§ DATA FOR THIS EXERCISE
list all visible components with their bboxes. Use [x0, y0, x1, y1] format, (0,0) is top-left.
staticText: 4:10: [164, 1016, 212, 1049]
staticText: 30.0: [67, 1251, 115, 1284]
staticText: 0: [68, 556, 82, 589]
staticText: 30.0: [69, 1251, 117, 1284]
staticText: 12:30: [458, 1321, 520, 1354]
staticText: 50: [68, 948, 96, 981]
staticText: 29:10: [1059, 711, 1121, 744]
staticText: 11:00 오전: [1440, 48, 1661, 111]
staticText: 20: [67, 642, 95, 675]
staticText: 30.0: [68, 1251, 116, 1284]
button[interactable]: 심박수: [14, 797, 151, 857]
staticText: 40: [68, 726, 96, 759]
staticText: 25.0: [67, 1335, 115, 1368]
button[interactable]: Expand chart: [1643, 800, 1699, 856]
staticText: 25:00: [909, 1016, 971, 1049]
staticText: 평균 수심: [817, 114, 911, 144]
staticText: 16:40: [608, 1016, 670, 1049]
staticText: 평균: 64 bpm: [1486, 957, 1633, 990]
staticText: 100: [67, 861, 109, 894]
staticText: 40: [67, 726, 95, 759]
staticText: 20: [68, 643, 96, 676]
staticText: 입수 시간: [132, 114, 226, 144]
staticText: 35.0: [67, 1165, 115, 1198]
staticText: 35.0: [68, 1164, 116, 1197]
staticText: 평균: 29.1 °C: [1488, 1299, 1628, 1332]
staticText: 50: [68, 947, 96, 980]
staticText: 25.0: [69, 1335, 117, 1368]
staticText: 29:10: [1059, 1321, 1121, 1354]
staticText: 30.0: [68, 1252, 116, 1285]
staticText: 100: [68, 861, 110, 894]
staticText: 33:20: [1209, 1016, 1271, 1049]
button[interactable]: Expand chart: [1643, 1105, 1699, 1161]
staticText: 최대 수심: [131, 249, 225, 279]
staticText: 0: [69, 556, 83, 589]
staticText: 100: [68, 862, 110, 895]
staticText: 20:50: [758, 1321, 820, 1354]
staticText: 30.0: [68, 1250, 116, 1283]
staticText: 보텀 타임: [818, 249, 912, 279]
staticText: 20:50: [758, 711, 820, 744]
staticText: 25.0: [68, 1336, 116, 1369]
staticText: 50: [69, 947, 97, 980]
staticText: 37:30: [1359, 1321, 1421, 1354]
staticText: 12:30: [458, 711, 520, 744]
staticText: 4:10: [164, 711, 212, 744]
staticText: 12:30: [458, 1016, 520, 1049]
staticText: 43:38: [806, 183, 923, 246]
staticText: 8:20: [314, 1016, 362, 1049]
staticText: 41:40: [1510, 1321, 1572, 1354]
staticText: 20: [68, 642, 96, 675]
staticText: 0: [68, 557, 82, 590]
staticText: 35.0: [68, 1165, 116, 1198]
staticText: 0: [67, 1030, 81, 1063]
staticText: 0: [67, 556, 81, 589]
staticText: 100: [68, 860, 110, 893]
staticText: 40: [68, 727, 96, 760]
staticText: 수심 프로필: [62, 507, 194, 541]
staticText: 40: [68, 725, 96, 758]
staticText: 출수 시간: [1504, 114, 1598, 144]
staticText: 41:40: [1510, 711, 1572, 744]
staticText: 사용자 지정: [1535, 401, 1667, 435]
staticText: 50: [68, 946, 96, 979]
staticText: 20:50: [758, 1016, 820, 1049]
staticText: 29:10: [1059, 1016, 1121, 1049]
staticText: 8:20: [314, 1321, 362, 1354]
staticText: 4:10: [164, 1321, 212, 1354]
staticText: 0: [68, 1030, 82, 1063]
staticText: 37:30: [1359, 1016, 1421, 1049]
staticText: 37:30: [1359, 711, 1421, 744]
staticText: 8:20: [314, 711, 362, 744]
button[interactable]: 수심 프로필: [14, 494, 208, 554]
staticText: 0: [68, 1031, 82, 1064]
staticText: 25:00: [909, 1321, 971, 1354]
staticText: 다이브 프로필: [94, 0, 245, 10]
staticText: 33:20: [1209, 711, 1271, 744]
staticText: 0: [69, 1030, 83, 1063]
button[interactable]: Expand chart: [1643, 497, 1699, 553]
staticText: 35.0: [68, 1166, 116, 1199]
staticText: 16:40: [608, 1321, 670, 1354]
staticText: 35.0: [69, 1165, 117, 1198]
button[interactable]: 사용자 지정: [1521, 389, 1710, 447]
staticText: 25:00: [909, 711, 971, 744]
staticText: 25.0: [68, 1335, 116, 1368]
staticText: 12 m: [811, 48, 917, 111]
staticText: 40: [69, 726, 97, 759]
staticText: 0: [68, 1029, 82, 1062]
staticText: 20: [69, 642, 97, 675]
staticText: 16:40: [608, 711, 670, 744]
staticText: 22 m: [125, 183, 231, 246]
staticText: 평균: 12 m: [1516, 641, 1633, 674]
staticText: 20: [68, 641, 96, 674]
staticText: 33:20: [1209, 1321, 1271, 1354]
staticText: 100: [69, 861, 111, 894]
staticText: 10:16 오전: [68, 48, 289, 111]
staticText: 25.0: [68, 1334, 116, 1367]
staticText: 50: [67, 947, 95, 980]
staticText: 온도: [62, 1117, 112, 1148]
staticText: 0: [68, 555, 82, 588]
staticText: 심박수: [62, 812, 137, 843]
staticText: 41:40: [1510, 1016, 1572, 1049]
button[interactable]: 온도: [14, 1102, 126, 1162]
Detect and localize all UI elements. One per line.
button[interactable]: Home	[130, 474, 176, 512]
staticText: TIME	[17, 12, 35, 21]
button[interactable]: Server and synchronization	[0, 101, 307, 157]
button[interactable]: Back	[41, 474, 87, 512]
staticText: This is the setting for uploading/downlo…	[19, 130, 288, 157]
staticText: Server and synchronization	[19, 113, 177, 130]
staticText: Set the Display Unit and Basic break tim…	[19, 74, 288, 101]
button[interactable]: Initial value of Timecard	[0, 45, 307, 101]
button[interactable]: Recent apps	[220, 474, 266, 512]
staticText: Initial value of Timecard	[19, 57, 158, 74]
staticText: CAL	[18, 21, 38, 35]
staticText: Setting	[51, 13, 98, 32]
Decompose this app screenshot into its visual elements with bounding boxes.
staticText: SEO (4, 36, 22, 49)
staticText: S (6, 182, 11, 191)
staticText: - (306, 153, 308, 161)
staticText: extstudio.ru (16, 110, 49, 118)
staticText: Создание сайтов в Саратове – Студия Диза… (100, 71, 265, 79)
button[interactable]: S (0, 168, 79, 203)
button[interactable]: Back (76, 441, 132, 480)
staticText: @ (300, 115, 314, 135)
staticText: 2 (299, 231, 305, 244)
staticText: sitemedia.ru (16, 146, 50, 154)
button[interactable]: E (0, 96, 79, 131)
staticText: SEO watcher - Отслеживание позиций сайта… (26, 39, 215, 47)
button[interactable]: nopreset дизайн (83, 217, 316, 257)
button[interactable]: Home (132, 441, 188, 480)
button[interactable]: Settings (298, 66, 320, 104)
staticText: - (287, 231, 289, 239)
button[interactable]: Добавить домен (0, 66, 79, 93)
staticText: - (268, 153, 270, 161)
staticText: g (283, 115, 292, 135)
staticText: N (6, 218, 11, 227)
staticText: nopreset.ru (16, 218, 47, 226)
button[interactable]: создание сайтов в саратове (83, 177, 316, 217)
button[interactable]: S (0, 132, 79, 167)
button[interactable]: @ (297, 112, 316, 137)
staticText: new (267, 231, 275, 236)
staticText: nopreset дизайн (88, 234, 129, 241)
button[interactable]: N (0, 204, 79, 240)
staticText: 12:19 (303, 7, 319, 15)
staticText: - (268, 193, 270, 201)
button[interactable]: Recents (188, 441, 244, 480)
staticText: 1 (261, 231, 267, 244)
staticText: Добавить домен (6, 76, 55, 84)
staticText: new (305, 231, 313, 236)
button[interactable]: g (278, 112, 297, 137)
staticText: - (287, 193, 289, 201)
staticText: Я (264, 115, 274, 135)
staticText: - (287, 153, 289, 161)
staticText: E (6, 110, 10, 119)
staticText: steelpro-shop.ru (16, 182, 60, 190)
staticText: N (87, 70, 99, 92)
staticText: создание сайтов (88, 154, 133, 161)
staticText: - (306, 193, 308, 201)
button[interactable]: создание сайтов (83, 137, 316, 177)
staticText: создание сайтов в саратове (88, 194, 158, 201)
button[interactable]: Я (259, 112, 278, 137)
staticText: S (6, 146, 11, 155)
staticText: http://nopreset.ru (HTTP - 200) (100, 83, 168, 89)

§ GOAL
Copy out the lines of the records from the very first one through the line that contains "staticText: 평균: 64", both included, without changing anything.

§ PROBLEM SOLUTION
list all visible components with their bboxes. Use [x0, y0, x1, y1] format, (0,0) is top-left.
staticText: 4:10: [164, 1016, 212, 1049]
staticText: 30.0: [67, 1251, 115, 1284]
staticText: 0: [68, 556, 82, 589]
staticText: 30.0: [69, 1251, 117, 1284]
staticText: 12:30: [458, 1321, 520, 1354]
staticText: 50: [68, 948, 96, 981]
staticText: 29:10: [1059, 711, 1121, 744]
staticText: 11:00 오전: [1440, 48, 1661, 111]
staticText: 20: [67, 642, 95, 675]
staticText: 30.0: [68, 1251, 116, 1284]
button[interactable]: 심박수: [14, 797, 151, 857]
staticText: 40: [68, 726, 96, 759]
staticText: 25.0: [67, 1335, 115, 1368]
button[interactable]: Expand chart: [1643, 800, 1699, 856]
staticText: 25:00: [909, 1016, 971, 1049]
staticText: 평균 수심: [817, 114, 911, 144]
staticText: 16:40: [608, 1016, 670, 1049]
staticText: 평균: 64 bpm: [1486, 957, 1633, 990]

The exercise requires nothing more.